Stated task: Sort through the entries below and pull out lines containing the word "consécutive".

Extracted records:
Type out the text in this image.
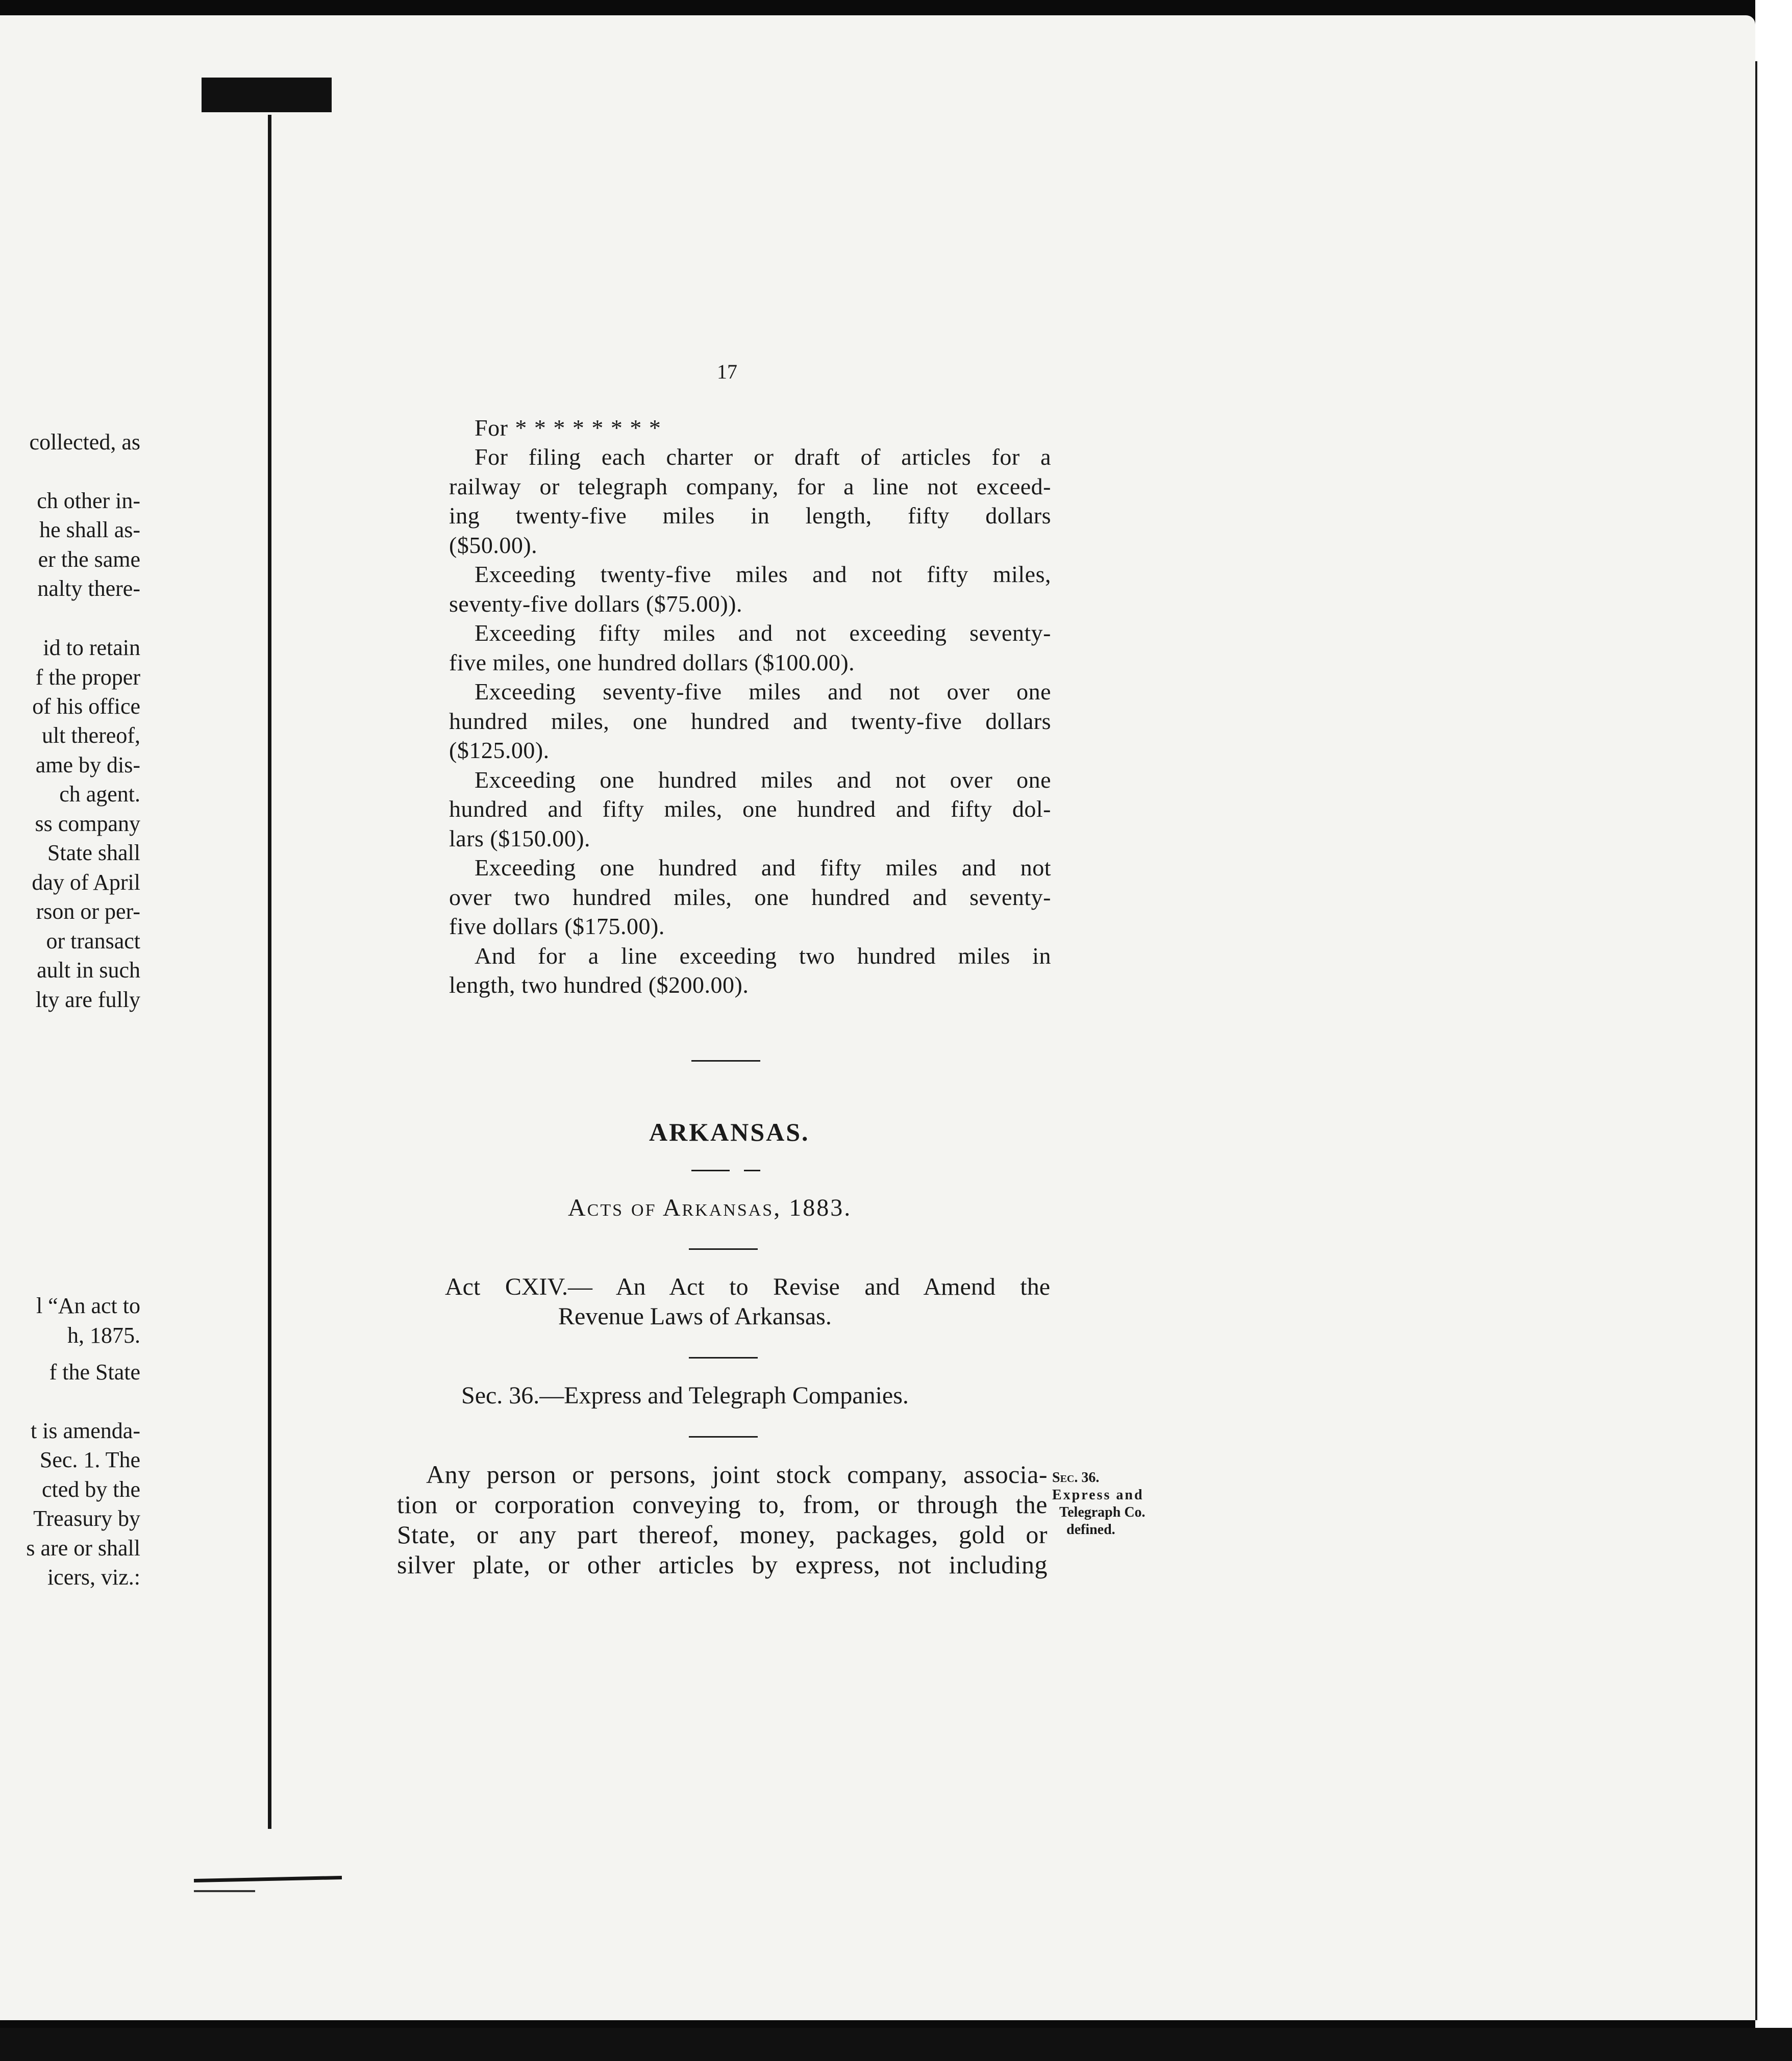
collected, as
ch other in-
he shall as-
er the same
nalty there-
id to retain
f the proper
of his office
ult thereof,
ame by dis-
ch agent.
ss company
State shall
day of April
rson or per-
or transact
ault in such
lty are fully
l “An act to
h, 1875.
f the State
t is amenda-
Sec. 1. The
cted by the
Treasury by
s are or shall
icers, viz.:
17
For * * * * * * * *
For filing each charter or draft of articles for a
railway or telegraph company, for a line not exceed-
ing twenty-five miles in length, fifty dollars
($50.00).
Exceeding twenty-five miles and not fifty miles,
seventy-five dollars ($75.00)).
Exceeding fifty miles and not exceeding seventy-
five miles, one hundred dollars ($100.00).
Exceeding seventy-five miles and not over one
hundred miles, one hundred and twenty-five dollars
($125.00).
Exceeding one hundred miles and not over one
hundred and fifty miles, one hundred and fifty dol-
lars ($150.00).
Exceeding one hundred and fifty miles and not
over two hundred miles, one hundred and seventy-
five dollars ($175.00).
And for a line exceeding two hundred miles in
length, two hundred ($200.00).
ARKANSAS.
Acts of Arkansas, 1883.
Act CXIV.— An Act to Revise and Amend the
Revenue Laws of Arkansas.
Sec. 36.—Express and Telegraph Companies.
Any person or persons, joint stock company, associa-
tion or corporation conveying to, from, or through the
State, or any part thereof, money, packages, gold or
silver plate, or other articles by express, not including
Sec. 36.
Express and
Telegraph Co.
defined.
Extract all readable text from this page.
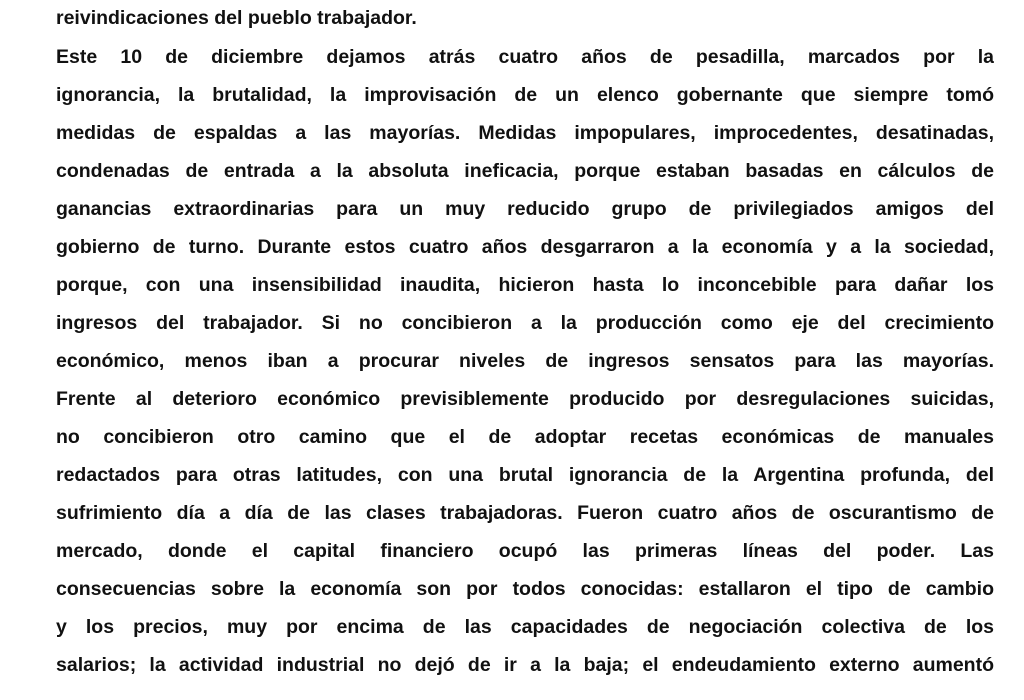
reivindicaciones del pueblo trabajador.
Este 10 de diciembre dejamos atrás cuatro años de pesadilla, marcados por la
ignorancia, la brutalidad, la improvisación de un elenco gobernante que siempre tomó
medidas de espaldas a las mayorías. Medidas impopulares, improcedentes, desatinadas,
condenadas de entrada a la absoluta ineficacia, porque estaban basadas en cálculos de
ganancias extraordinarias para un muy reducido grupo de privilegiados amigos del
gobierno de turno. Durante estos cuatro años desgarraron a la economía y a la sociedad,
porque, con una insensibilidad inaudita, hicieron hasta lo inconcebible para dañar los
ingresos del trabajador. Si no concibieron a la producción como eje del crecimiento
económico, menos iban a procurar niveles de ingresos sensatos para las mayorías.
Frente al deterioro económico previsiblemente producido por desregulaciones suicidas,
no concibieron otro camino que el de adoptar recetas económicas de manuales
redactados para otras latitudes, con una brutal ignorancia de la Argentina profunda, del
sufrimiento día a día de las clases trabajadoras. Fueron cuatro años de oscurantismo de
mercado, donde el capital financiero ocupó las primeras líneas del poder. Las
consecuencias sobre la economía son por todos conocidas: estallaron el tipo de cambio
y los precios, muy por encima de las capacidades de negociación colectiva de los
salarios; la actividad industrial no dejó de ir a la baja; el endeudamiento externo aumentó
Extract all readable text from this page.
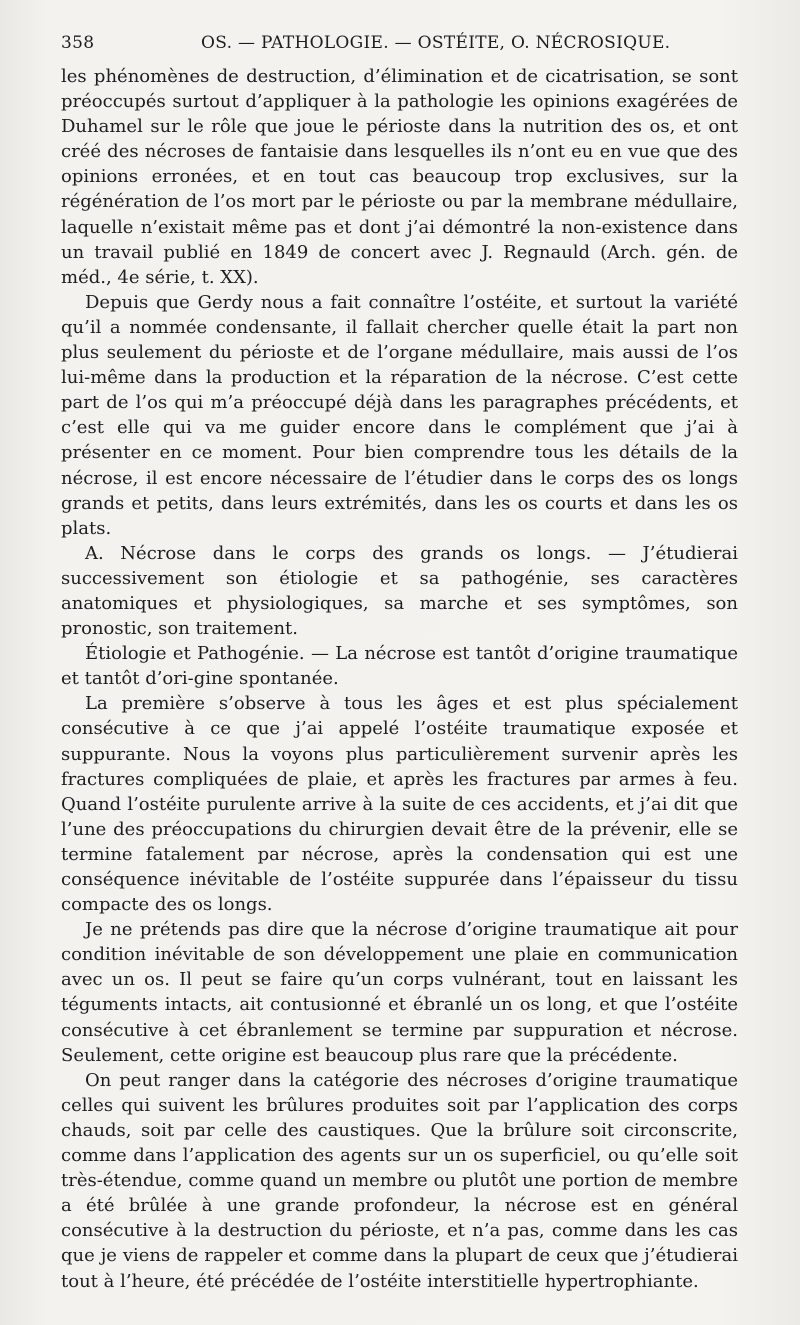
358	OS. — PATHOLOGIE. — OSTÉITE, O. NÉCROSIQUE.

les phénomènes de destruction, d’élimination et de cicatrisation, se sont préoccupés surtout d’appliquer à la pathologie les opinions exagérées de Duhamel sur le rôle que joue le périoste dans la nutrition des os, et ont créé des nécroses de fantaisie dans lesquelles ils n’ont eu en vue que des opinions erronées, et en tout cas beaucoup trop exclusives, sur la régénération de l’os mort par le périoste ou par la membrane médullaire, laquelle n’existait même pas et dont j’ai démontré la non-existence dans un travail publié en 1849 de concert avec J. Regnauld (Arch. gén. de méd., 4e série, t. XX).

Depuis que Gerdy nous a fait connaître l’ostéite, et surtout la variété qu’il a nommée condensante, il fallait chercher quelle était la part non plus seulement du périoste et de l’organe médullaire, mais aussi de l’os lui-même dans la production et la réparation de la nécrose. C’est cette part de l’os qui m’a préoccupé déjà dans les paragraphes précédents, et c’est elle qui va me guider encore dans le complément que j’ai à présenter en ce moment. Pour bien comprendre tous les détails de la nécrose, il est encore nécessaire de l’étudier dans le corps des os longs grands et petits, dans leurs extrémités, dans les os courts et dans les os plats.

A. Nécrose dans le corps des grands os longs. — J’étudierai successivement son étiologie et sa pathogénie, ses caractères anatomiques et physiologiques, sa marche et ses symptômes, son pronostic, son traitement.

Étiologie et Pathogénie. — La nécrose est tantôt d’origine traumatique et tantôt d’ori-gine spontanée.

La première s’observe à tous les âges et est plus spécialement consécutive à ce que j’ai appelé l’ostéite traumatique exposée et suppurante. Nous la voyons plus particulièrement survenir après les fractures compliquées de plaie, et après les fractures par armes à feu. Quand l’ostéite purulente arrive à la suite de ces accidents, et j’ai dit que l’une des préoccupations du chirurgien devait être de la prévenir, elle se termine fatalement par nécrose, après la condensation qui est une conséquence inévitable de l’ostéite suppurée dans l’épaisseur du tissu compacte des os longs.

Je ne prétends pas dire que la nécrose d’origine traumatique ait pour condition inévitable de son développement une plaie en communication avec un os. Il peut se faire qu’un corps vulnérant, tout en laissant les téguments intacts, ait contusionné et ébranlé un os long, et que l’ostéite consécutive à cet ébranlement se termine par suppuration et nécrose. Seulement, cette origine est beaucoup plus rare que la précédente.

On peut ranger dans la catégorie des nécroses d’origine traumatique celles qui suivent les brûlures produites soit par l’application des corps chauds, soit par celle des caustiques. Que la brûlure soit circonscrite, comme dans l’application des agents sur un os superficiel, ou qu’elle soit très-étendue, comme quand un membre ou plutôt une portion de membre a été brûlée à une grande profondeur, la nécrose est en général consécutive à la destruction du périoste, et n’a pas, comme dans les cas que je viens de rappeler et comme dans la plupart de ceux que j’étudierai tout à l’heure, été précédée de l’ostéite interstitielle hypertrophiante.
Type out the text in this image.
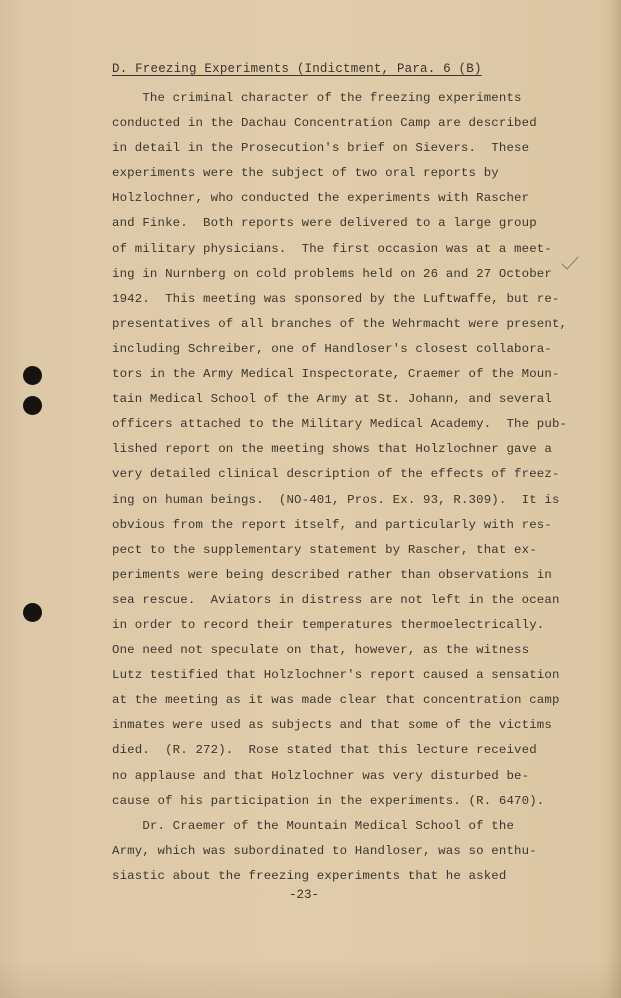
D. Freezing Experiments (Indictment, Para. 6 (B)
The criminal character of the freezing experiments
conducted in the Dachau Concentration Camp are described
in detail in the Prosecution's brief on Sievers.  These
experiments were the subject of two oral reports by
Holzlochner, who conducted the experiments with Rascher
and Finke.  Both reports were delivered to a large group
of military physicians.  The first occasion was at a meet-
ing in Nurnberg on cold problems held on 26 and 27 October
1942.  This meeting was sponsored by the Luftwaffe, but re-
presentatives of all branches of the Wehrmacht were present,
including Schreiber, one of Handloser's closest collabora-
tors in the Army Medical Inspectorate, Craemer of the Moun-
tain Medical School of the Army at St. Johann, and several
officers attached to the Military Medical Academy.  The pub-
lished report on the meeting shows that Holzlochner gave a
very detailed clinical description of the effects of freez-
ing on human beings.  (NO-401, Pros. Ex. 93, R.309).  It is
obvious from the report itself, and particularly with res-
pect to the supplementary statement by Rascher, that ex-
periments were being described rather than observations in
sea rescue.  Aviators in distress are not left in the ocean
in order to record their temperatures thermoelectrically.
One need not speculate on that, however, as the witness
Lutz testified that Holzlochner's report caused a sensation
at the meeting as it was made clear that concentration camp
inmates were used as subjects and that some of the victims
died.  (R. 272).  Rose stated that this lecture received
no applause and that Holzlochner was very disturbed be-
cause of his participation in the experiments. (R. 6470).
Dr. Craemer of the Mountain Medical School of the
Army, which was subordinated to Handloser, was so enthu-
siastic about the freezing experiments that he asked
-23-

Finished answer:
La première s’observe à tous les âges et est plus spécialement consécutive à ce que j’ai appelé l’ostéite traumatique exposée et suppurante. Nous la voyons plus particulièrement survenir après les fractures compliquées de plaie, et après les fractures par armes à feu. Quand l’ostéite purulente arrive à la suite de ces accidents, et j’ai dit que l’une des préoccupations du chirurgien devait être de la prévenir, elle se termine fatalement par nécrose, après la condensation qui est une conséquence inévitable de l’ostéite suppurée dans l’épaisseur du tissu compacte des os longs.
Je ne prétends pas dire que la nécrose d’origine traumatique ait pour condition inévitable de son développement une plaie en communication avec un os. Il peut se faire qu’un corps vulnérant, tout en laissant les téguments intacts, ait contusionné et ébranlé un os long, et que l’ostéite consécutive à cet ébranlement se termine par suppuration et nécrose. Seulement, cette origine est beaucoup plus rare que la précédente.
On peut ranger dans la catégorie des nécroses d’origine traumatique celles qui suivent les brûlures produites soit par l’application des corps chauds, soit par celle des caustiques. Que la brûlure soit circonscrite, comme dans l’application des agents sur un os superficiel, ou qu’elle soit très-étendue, comme quand un membre ou plutôt une portion de membre a été brûlée à une grande profondeur, la nécrose est en général consécutive à la destruction du périoste, et n’a pas, comme dans les cas que je viens de rappeler et comme dans la plupart de ceux que j’étudierai tout à l’heure, été précédée de l’ostéite interstitielle hypertrophiante.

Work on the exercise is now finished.